── Given information

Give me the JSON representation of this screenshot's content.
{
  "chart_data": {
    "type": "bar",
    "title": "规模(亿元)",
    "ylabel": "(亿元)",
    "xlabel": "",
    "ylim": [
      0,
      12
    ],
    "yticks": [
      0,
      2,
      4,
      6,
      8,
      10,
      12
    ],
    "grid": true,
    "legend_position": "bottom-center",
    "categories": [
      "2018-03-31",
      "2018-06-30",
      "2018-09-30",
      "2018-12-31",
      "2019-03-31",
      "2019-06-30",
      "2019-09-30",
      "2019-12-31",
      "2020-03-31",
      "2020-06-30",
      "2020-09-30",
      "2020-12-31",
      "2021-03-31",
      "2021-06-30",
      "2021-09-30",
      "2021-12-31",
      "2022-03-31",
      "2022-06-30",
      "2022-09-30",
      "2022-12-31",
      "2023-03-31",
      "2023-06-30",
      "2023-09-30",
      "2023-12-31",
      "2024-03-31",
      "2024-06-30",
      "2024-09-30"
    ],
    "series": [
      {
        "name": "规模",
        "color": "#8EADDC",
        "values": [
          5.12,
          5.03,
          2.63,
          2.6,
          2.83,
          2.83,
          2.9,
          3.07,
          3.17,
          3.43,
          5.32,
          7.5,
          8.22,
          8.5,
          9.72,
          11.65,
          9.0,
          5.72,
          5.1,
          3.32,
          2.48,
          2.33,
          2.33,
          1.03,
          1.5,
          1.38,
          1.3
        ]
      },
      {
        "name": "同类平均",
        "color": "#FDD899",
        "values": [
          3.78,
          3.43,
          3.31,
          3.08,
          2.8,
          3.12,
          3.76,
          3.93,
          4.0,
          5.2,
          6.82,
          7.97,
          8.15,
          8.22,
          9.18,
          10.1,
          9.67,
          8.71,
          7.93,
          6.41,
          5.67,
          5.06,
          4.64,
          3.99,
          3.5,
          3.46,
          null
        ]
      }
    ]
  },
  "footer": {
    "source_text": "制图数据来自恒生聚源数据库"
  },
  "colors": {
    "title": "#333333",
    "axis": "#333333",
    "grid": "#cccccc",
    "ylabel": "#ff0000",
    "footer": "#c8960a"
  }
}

────

▶ **Exercise aim**
All of the material must be reproduced exactly.

▶ **Result for this exercise**
Give me the JSON representation of this screenshot's content.
{
  "chart_data": {
    "type": "bar",
    "title": "规模(亿元)",
    "ylabel": "(亿元)",
    "xlabel": "",
    "ylim": [
      0,
      12
    ],
    "yticks": [
      0,
      2,
      4,
      6,
      8,
      10,
      12
    ],
    "grid": true,
    "legend_position": "bottom-center",
    "categories": [
      "2018-03-31",
      "2018-06-30",
      "2018-09-30",
      "2018-12-31",
      "2019-03-31",
      "2019-06-30",
      "2019-09-30",
      "2019-12-31",
      "2020-03-31",
      "2020-06-30",
      "2020-09-30",
      "2020-12-31",
      "2021-03-31",
      "2021-06-30",
      "2021-09-30",
      "2021-12-31",
      "2022-03-31",
      "2022-06-30",
      "2022-09-30",
      "2022-12-31",
      "2023-03-31",
      "2023-06-30",
      "2023-09-30",
      "2023-12-31",
      "2024-03-31",
      "2024-06-30",
      "2024-09-30"
    ],
    "series": [
      {
        "name": "规模",
        "color": "#8EADDC",
        "values": [
          5.12,
          5.03,
          2.63,
          2.6,
          2.83,
          2.83,
          2.9,
          3.07,
          3.17,
          3.43,
          5.32,
          7.5,
          8.22,
          8.5,
          9.72,
          11.65,
          9.0,
          5.72,
          5.1,
          3.32,
          2.48,
          2.33,
          2.33,
          1.03,
          1.5,
          1.38,
          1.3
        ]
      },
      {
        "name": "同类平均",
        "color": "#FDD899",
        "values": [
          3.78,
          3.43,
          3.31,
          3.08,
          2.8,
          3.12,
          3.76,
          3.93,
          4.0,
          5.2,
          6.82,
          7.97,
          8.15,
          8.22,
          9.18,
          10.1,
          9.67,
          8.71,
          7.93,
          6.41,
          5.67,
          5.06,
          4.64,
          3.99,
          3.5,
          3.46,
          null
        ]
      }
    ]
  },
  "footer": {
    "source_text": "制图数据来自恒生聚源数据库"
  },
  "colors": {
    "title": "#333333",
    "axis": "#333333",
    "grid": "#cccccc",
    "ylabel": "#ff0000",
    "footer": "#c8960a"
  }
}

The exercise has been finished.